Direction ▸ Repeat every record below exactly, omitting any pictures.

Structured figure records
╔══

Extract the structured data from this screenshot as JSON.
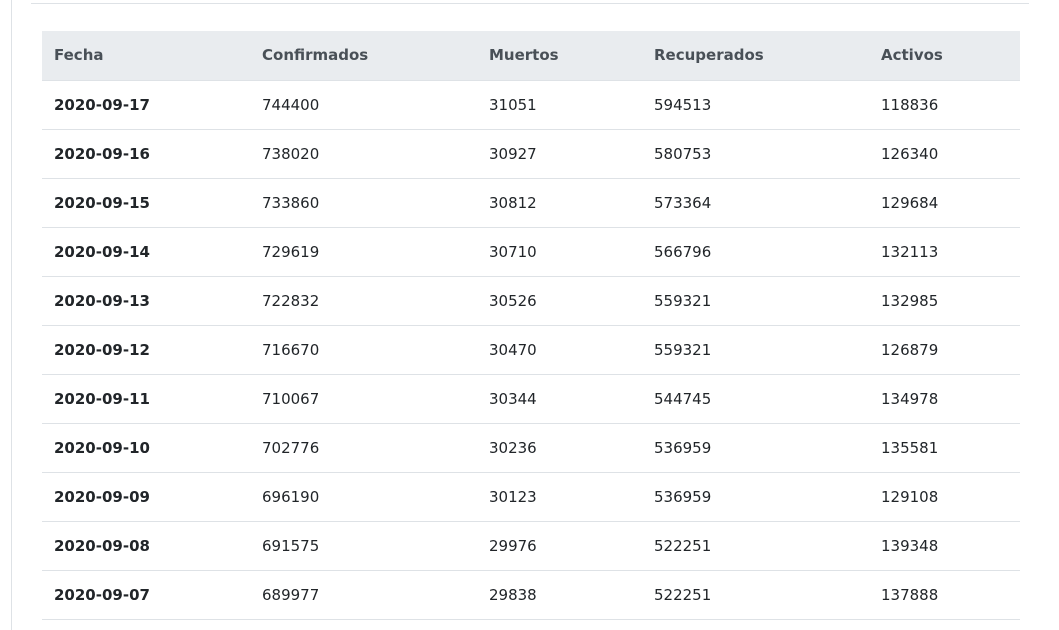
{
  "table": {
    "headers": [
      "Fecha",
      "Confirmados",
      "Muertos",
      "Recuperados",
      "Activos"
    ],
    "rows": [
      [
        "2020-09-17",
        "744400",
        "31051",
        "594513",
        "118836"
      ],
      [
        "2020-09-16",
        "738020",
        "30927",
        "580753",
        "126340"
      ],
      [
        "2020-09-15",
        "733860",
        "30812",
        "573364",
        "129684"
      ],
      [
        "2020-09-14",
        "729619",
        "30710",
        "566796",
        "132113"
      ],
      [
        "2020-09-13",
        "722832",
        "30526",
        "559321",
        "132985"
      ],
      [
        "2020-09-12",
        "716670",
        "30470",
        "559321",
        "126879"
      ],
      [
        "2020-09-11",
        "710067",
        "30344",
        "544745",
        "134978"
      ],
      [
        "2020-09-10",
        "702776",
        "30236",
        "536959",
        "135581"
      ],
      [
        "2020-09-09",
        "696190",
        "30123",
        "536959",
        "129108"
      ],
      [
        "2020-09-08",
        "691575",
        "29976",
        "522251",
        "139348"
      ],
      [
        "2020-09-07",
        "689977",
        "29838",
        "522251",
        "137888"
      ]
    ]
  },
  "colors": {
    "header_bg": "#e9ecef",
    "border": "#dee2e6",
    "text": "#212529",
    "header_text": "#495057"
  }
}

╚══

Reply to the exercise ▸
Extract the structured data from this screenshot as JSON.
{
  "table": {
    "headers": [
      "Fecha",
      "Confirmados",
      "Muertos",
      "Recuperados",
      "Activos"
    ],
    "rows": [
      [
        "2020-09-17",
        "744400",
        "31051",
        "594513",
        "118836"
      ],
      [
        "2020-09-16",
        "738020",
        "30927",
        "580753",
        "126340"
      ],
      [
        "2020-09-15",
        "733860",
        "30812",
        "573364",
        "129684"
      ],
      [
        "2020-09-14",
        "729619",
        "30710",
        "566796",
        "132113"
      ],
      [
        "2020-09-13",
        "722832",
        "30526",
        "559321",
        "132985"
      ],
      [
        "2020-09-12",
        "716670",
        "30470",
        "559321",
        "126879"
      ],
      [
        "2020-09-11",
        "710067",
        "30344",
        "544745",
        "134978"
      ],
      [
        "2020-09-10",
        "702776",
        "30236",
        "536959",
        "135581"
      ],
      [
        "2020-09-09",
        "696190",
        "30123",
        "536959",
        "129108"
      ],
      [
        "2020-09-08",
        "691575",
        "29976",
        "522251",
        "139348"
      ],
      [
        "2020-09-07",
        "689977",
        "29838",
        "522251",
        "137888"
      ]
    ]
  },
  "colors": {
    "header_bg": "#e9ecef",
    "border": "#dee2e6",
    "text": "#212529",
    "header_text": "#495057"
  }
}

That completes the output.